-- START Supplied entries --

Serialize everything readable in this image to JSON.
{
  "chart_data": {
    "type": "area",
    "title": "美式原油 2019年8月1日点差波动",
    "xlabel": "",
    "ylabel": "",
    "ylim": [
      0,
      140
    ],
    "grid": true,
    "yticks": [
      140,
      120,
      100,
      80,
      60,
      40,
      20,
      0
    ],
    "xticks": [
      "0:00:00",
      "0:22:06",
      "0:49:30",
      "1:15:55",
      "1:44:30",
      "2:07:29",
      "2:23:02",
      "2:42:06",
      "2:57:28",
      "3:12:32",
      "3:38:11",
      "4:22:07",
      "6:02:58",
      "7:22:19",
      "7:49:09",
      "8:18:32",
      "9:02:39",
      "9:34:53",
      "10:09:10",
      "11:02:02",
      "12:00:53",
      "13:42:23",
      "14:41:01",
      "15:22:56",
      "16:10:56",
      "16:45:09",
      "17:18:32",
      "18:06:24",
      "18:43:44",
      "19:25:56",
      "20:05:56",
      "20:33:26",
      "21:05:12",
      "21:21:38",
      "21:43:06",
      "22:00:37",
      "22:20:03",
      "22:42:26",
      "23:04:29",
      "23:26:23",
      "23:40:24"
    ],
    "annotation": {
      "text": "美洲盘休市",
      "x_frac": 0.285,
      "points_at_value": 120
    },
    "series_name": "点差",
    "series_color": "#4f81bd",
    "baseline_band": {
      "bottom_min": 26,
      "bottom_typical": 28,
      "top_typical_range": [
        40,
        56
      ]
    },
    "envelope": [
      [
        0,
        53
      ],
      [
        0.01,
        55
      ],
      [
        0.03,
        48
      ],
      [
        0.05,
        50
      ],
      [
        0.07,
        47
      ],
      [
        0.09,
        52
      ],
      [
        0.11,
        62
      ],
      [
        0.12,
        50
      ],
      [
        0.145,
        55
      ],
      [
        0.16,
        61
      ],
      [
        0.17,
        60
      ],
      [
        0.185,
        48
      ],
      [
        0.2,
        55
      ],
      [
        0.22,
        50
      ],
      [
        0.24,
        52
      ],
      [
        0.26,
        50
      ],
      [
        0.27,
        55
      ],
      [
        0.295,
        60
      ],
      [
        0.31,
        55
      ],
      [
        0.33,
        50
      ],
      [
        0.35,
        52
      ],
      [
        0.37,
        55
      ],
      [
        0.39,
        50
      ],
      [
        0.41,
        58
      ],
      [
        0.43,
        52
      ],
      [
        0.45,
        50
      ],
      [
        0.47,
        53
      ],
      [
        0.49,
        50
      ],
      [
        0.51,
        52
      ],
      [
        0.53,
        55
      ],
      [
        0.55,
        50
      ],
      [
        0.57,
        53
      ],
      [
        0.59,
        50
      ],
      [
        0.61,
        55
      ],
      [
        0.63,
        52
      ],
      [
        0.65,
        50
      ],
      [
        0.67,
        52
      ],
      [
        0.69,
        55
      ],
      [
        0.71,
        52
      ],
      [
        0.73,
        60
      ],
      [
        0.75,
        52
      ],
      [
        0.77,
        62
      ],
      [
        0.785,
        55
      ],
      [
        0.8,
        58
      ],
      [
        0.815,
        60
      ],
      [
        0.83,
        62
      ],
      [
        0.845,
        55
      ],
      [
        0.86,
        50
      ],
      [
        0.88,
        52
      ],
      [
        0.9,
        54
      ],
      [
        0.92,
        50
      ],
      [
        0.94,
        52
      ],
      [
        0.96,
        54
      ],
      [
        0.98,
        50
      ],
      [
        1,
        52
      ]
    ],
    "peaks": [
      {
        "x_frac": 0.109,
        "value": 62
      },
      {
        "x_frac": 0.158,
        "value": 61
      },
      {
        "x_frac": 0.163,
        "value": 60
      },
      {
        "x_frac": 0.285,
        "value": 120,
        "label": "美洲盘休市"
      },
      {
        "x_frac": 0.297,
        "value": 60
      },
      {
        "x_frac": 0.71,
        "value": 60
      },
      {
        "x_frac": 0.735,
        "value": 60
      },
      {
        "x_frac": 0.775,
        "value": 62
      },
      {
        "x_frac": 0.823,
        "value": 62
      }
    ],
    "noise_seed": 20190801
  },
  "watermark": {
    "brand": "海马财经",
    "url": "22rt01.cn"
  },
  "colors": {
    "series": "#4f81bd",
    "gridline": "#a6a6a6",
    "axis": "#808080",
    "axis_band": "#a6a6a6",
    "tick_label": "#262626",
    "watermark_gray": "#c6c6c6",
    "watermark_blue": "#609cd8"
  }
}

-- END Supplied entries --

## Your goal
Output the whole listing above again, word for word.

## The output
Serialize everything readable in this image to JSON.
{
  "chart_data": {
    "type": "area",
    "title": "美式原油 2019年8月1日点差波动",
    "xlabel": "",
    "ylabel": "",
    "ylim": [
      0,
      140
    ],
    "grid": true,
    "yticks": [
      140,
      120,
      100,
      80,
      60,
      40,
      20,
      0
    ],
    "xticks": [
      "0:00:00",
      "0:22:06",
      "0:49:30",
      "1:15:55",
      "1:44:30",
      "2:07:29",
      "2:23:02",
      "2:42:06",
      "2:57:28",
      "3:12:32",
      "3:38:11",
      "4:22:07",
      "6:02:58",
      "7:22:19",
      "7:49:09",
      "8:18:32",
      "9:02:39",
      "9:34:53",
      "10:09:10",
      "11:02:02",
      "12:00:53",
      "13:42:23",
      "14:41:01",
      "15:22:56",
      "16:10:56",
      "16:45:09",
      "17:18:32",
      "18:06:24",
      "18:43:44",
      "19:25:56",
      "20:05:56",
      "20:33:26",
      "21:05:12",
      "21:21:38",
      "21:43:06",
      "22:00:37",
      "22:20:03",
      "22:42:26",
      "23:04:29",
      "23:26:23",
      "23:40:24"
    ],
    "annotation": {
      "text": "美洲盘休市",
      "x_frac": 0.285,
      "points_at_value": 120
    },
    "series_name": "点差",
    "series_color": "#4f81bd",
    "baseline_band": {
      "bottom_min": 26,
      "bottom_typical": 28,
      "top_typical_range": [
        40,
        56
      ]
    },
    "envelope": [
      [
        0,
        53
      ],
      [
        0.01,
        55
      ],
      [
        0.03,
        48
      ],
      [
        0.05,
        50
      ],
      [
        0.07,
        47
      ],
      [
        0.09,
        52
      ],
      [
        0.11,
        62
      ],
      [
        0.12,
        50
      ],
      [
        0.145,
        55
      ],
      [
        0.16,
        61
      ],
      [
        0.17,
        60
      ],
      [
        0.185,
        48
      ],
      [
        0.2,
        55
      ],
      [
        0.22,
        50
      ],
      [
        0.24,
        52
      ],
      [
        0.26,
        50
      ],
      [
        0.27,
        55
      ],
      [
        0.295,
        60
      ],
      [
        0.31,
        55
      ],
      [
        0.33,
        50
      ],
      [
        0.35,
        52
      ],
      [
        0.37,
        55
      ],
      [
        0.39,
        50
      ],
      [
        0.41,
        58
      ],
      [
        0.43,
        52
      ],
      [
        0.45,
        50
      ],
      [
        0.47,
        53
      ],
      [
        0.49,
        50
      ],
      [
        0.51,
        52
      ],
      [
        0.53,
        55
      ],
      [
        0.55,
        50
      ],
      [
        0.57,
        53
      ],
      [
        0.59,
        50
      ],
      [
        0.61,
        55
      ],
      [
        0.63,
        52
      ],
      [
        0.65,
        50
      ],
      [
        0.67,
        52
      ],
      [
        0.69,
        55
      ],
      [
        0.71,
        52
      ],
      [
        0.73,
        60
      ],
      [
        0.75,
        52
      ],
      [
        0.77,
        62
      ],
      [
        0.785,
        55
      ],
      [
        0.8,
        58
      ],
      [
        0.815,
        60
      ],
      [
        0.83,
        62
      ],
      [
        0.845,
        55
      ],
      [
        0.86,
        50
      ],
      [
        0.88,
        52
      ],
      [
        0.9,
        54
      ],
      [
        0.92,
        50
      ],
      [
        0.94,
        52
      ],
      [
        0.96,
        54
      ],
      [
        0.98,
        50
      ],
      [
        1,
        52
      ]
    ],
    "peaks": [
      {
        "x_frac": 0.109,
        "value": 62
      },
      {
        "x_frac": 0.158,
        "value": 61
      },
      {
        "x_frac": 0.163,
        "value": 60
      },
      {
        "x_frac": 0.285,
        "value": 120,
        "label": "美洲盘休市"
      },
      {
        "x_frac": 0.297,
        "value": 60
      },
      {
        "x_frac": 0.71,
        "value": 60
      },
      {
        "x_frac": 0.735,
        "value": 60
      },
      {
        "x_frac": 0.775,
        "value": 62
      },
      {
        "x_frac": 0.823,
        "value": 62
      }
    ],
    "noise_seed": 20190801
  },
  "watermark": {
    "brand": "海马财经",
    "url": "22rt01.cn"
  },
  "colors": {
    "series": "#4f81bd",
    "gridline": "#a6a6a6",
    "axis": "#808080",
    "axis_band": "#a6a6a6",
    "tick_label": "#262626",
    "watermark_gray": "#c6c6c6",
    "watermark_blue": "#609cd8"
  }
}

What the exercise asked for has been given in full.